** Start of Selected text **

It was just an idea I mentioned in the prior email, and it's nonobvious
exactly how to implement it in the niggling C++ details.

> To my surprise most DIEs actually do have reference attributes. A quick
> random sampling of some test binaries showed ~2/3 of all DIEs have one.
> Only ~1/3 of the DIEs are pure basic attributes. Still I think it makes
> sense to finalize these immediately. Since for the second pass location
> in the tree doesn't matter, we can then just take the list of ~2/3rd
> pending DIEs and walk over them directly.

A further idea I didn't mention might merit consideration.  That is, also
finalize in the first pass a DIE that has only references to final DIEs.
That catches all pure backward references, which might be most of the
common cases not involving cycles.  (It depends mostly on whether the
compiler emits a <pointer_type type="#refN"/> after refN or before it.)

These are the cases that are finalized quickly in the current
reference-chasing scheme.  i.e., when chasing references finds only a DIE
you already finalized, then you finalize right there without recursing.

But we should be able to do this change easily after we prove your basic
scheme.  So let's not try to roll in any more complexity in the first cut.

> hmmm, ** void and ** char might occur frequently. So one extra pass to
> catch those might be in order of that matters.

Let's start with your plan as it is, and then we can see how many hash
collisions we are getting in real-world data.

> We could even chase the whole reference chain if we could prove it
> always terminates in some basic attributes only DIE. 

I guess it's relatively easy to be sure when it has no cycles at all.

> My suspicion is that the cycles only occur because when we chase
> references and children at the same time. But I don't think the dwarf
> format guarantees it, it just looks to be true for all sane type systems
> I can imagine (where a reference type cannot directly (recursively) point
> to itself (only through children of structure types). So I don't think we
> can rely on that in general.

I concur on both points.  There is certainly no theoretical limitation like
this in the structure of DWARF.  But I can't think off hand of any case
where an all-attributes cycle like that comes up in actual practice.

> > By "complete", I mean that it does guarantee
> > perfect detection of all duplicates.
> 
> I think it does guarantee that.
> Each duplicate DIE hashes to the same value.

I wasn't sure of how to think about that in the presence of cycles.
But I guess it's fairly simple, in that, for this purpose, a cycle
is equivalent to an infinite chain of references to identical copies.

> >   By "sound" I mean that, if the [...]
> 
> It doesn't guarantee that.
> Although I think in practice the chances of that happening are low.

Ok.  Indeed, the chances seem low off hand.  And moreover, we will look at
the statistics on a large corpus of data and if we do have any collisions
at all, we will tweak our hash functions to try to make them more rare.

> If we could prove (or maybe dwarflint could check, but as said above I
> don't think the dwarf spec guarantees it) that all reference attribute
> chains (ignoring DIE children) are really DAGs (directed acyclic
> graphs), then we could make the second pass hash unique too, which would
> give us the guarantee theoretically, I think.

We could make dwarflint complain about this, and that might be interesting,
but it's only ever going to be an "unexpected" DWARF construction, not
something that is technically invalid in the low-level "well-formed DWARF
tree" sense.  So we wouldn't want dwarf_output to assume it.

> > Also, do you think you can calculate the formal algorithmic complexity?

** End of Selected text **
** Start of Record extracts **

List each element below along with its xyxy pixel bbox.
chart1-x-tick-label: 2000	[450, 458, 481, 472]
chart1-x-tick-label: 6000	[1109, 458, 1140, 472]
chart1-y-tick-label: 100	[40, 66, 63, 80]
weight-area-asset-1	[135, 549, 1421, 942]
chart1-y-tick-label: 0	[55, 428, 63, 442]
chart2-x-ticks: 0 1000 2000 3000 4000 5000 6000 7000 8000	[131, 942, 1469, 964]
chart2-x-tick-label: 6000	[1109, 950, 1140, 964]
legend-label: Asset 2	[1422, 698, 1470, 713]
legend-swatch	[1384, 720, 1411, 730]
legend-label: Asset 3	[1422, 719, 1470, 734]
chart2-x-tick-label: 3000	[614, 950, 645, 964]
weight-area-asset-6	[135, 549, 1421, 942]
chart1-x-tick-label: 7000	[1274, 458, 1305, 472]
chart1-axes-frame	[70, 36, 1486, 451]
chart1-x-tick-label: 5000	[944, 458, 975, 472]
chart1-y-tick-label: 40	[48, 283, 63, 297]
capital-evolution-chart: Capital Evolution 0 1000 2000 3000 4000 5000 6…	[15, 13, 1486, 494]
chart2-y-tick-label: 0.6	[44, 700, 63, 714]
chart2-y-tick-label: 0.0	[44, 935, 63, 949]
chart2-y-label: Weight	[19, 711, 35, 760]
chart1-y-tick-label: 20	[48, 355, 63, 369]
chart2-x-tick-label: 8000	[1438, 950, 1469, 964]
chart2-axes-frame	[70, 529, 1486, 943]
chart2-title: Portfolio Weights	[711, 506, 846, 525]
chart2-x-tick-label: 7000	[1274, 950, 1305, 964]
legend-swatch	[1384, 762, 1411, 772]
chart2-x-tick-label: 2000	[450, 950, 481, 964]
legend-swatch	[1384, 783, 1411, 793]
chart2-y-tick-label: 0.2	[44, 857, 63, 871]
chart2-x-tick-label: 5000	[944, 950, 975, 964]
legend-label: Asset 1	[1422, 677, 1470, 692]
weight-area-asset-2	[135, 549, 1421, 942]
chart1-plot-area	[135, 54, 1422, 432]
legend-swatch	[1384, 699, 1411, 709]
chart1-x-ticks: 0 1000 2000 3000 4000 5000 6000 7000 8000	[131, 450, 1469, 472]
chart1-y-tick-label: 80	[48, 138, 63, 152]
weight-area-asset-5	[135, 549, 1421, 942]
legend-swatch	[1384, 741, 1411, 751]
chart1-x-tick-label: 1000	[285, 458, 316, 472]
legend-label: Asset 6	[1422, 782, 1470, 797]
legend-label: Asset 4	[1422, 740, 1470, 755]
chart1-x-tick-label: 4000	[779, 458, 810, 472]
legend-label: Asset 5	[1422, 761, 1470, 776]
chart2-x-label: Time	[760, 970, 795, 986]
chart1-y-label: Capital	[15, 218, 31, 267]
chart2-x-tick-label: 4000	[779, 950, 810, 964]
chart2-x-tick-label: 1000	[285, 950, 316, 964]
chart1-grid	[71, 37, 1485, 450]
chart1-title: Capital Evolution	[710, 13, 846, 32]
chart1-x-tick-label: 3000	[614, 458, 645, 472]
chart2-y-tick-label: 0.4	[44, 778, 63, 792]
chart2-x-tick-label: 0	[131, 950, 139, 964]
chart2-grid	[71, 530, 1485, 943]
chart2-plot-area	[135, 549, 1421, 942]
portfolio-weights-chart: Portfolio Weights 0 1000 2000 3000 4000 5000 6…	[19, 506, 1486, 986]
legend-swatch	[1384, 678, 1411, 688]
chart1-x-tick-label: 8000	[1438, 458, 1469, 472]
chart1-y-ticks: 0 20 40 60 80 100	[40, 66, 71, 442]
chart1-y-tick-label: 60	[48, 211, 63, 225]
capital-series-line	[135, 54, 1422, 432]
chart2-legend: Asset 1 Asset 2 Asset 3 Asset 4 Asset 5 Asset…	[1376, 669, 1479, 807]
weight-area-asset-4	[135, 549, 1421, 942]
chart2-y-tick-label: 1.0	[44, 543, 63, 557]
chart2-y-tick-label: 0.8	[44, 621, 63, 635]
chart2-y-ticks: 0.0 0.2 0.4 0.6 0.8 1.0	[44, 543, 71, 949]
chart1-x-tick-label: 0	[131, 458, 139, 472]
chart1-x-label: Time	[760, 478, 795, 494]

** End of Record extracts **

Written request A :: Based on the DWARF email, decide whether each statement agrees with it: (i) the quoted sampling found that about two thirds of DIEs have a reference attribute; (ii) the writer wants the backward-reference idea built into the first version; (iii) the writer says the structure of DWARF rules out all-attributes cycles. Answer yes or no for each and quote the words that decide it.
Written request B ::
Using the DWARF email, answer these questions:
(i) What share of DIEs did the sampling find to be pure basic attributes?
(ii) For detecting duplicates, what does the writer say a cycle is equivalent to?
(iii) What will be done if any hash collisions show up in the statistics?
Written request C :: Pick up the DWARF email after its last line and write the next part.

Written answer A ::
(i) Yes: "~2/3 of all DIEs have one."
(ii) No: "So let's not try to roll in any more complexity in the first cut."
(iii) No: "There is certainly no theoretical limitation like this in the structure of DWARF."

Written answer B ::
(i) About one third (~1/3).
(ii) An infinite chain of references to identical copies.
(iii) The hash functions will be tweaked to try to make collisions more rare.

Written answer C ::
> 
> I believe worse case (ignoring hash collisions) you have to walk over
> the whole DIE tree once for each pass. So it should just be O(p * n),
> where p is the number of passes and n is the number of DIEs in all CUs.

Since p is always going to be a constant (I assume), that's still just O(n)
for the formal complexity.  We should have the algorithm write-up and the
calculations about this stuff somewhere on the wiki (eventually).

> That assumes all partial results we store per DIE/attribute in temporary
> tables are just constant lookups.

I think that's true.

> We will have to compare the two DIEs completely, including children and
> references. The hope is that the multi-pass hashing is pretty fast
> itself, and strong enough to make that happen rarely.

Ok.  In a certain sense that is good.  That is, it means we do need still a
decent dwarf_comparator implementation just for dwarf_output correctness,
not only for dwarfcmp.  So in a perverse way that sort of justifies more
effort spent on that implementation, since it is not just a testing thing.

> Since there will be hash-collisions we have to do a complete comparison
> in such cases to make sure it is sound. But that full comparison can be
> "dumb" and just do the comparison one-on-one for each of the DIEs
> children and reference attributes. With dwarfcmp we would like to catch
> identical DIEs which might have equal, but different length, reference
> chains. We can ignore those tricky cases where we just have two concrete
> DIEs who happen to hash together. Just proving that they are
> structurally completely identical or not is enough to be sound (it just
> means we aren't complete in the sense that two identical DIEs which hash
> together but have different, but semantically identical, circular
> reference chains won't be actually recognized as truly equal).

Ah, I see.  Since hash collisions are possible, we must always do at
least one "complete comparison" to match a duplicate with the existing
one already in the collector.  That being so, we want that comparison
to be quite efficient.  To start with, we could make that punt on
non-identical cycles, as you say.

But, we do want to detect those strange equivalent cycles cases for
dwarfcmp anyway.  And we'll want that really quite soon.  We already
know from our experience with real-world data that in some cases, the
duplicate-reduced tree and the original tree will differ in exactly
this way.  By our testing plan, we won't declare dwarf_output
"believed ready for prime time" until dwarfcmp has declared reduced
trees equal-enough to original trees for everything in the corpus.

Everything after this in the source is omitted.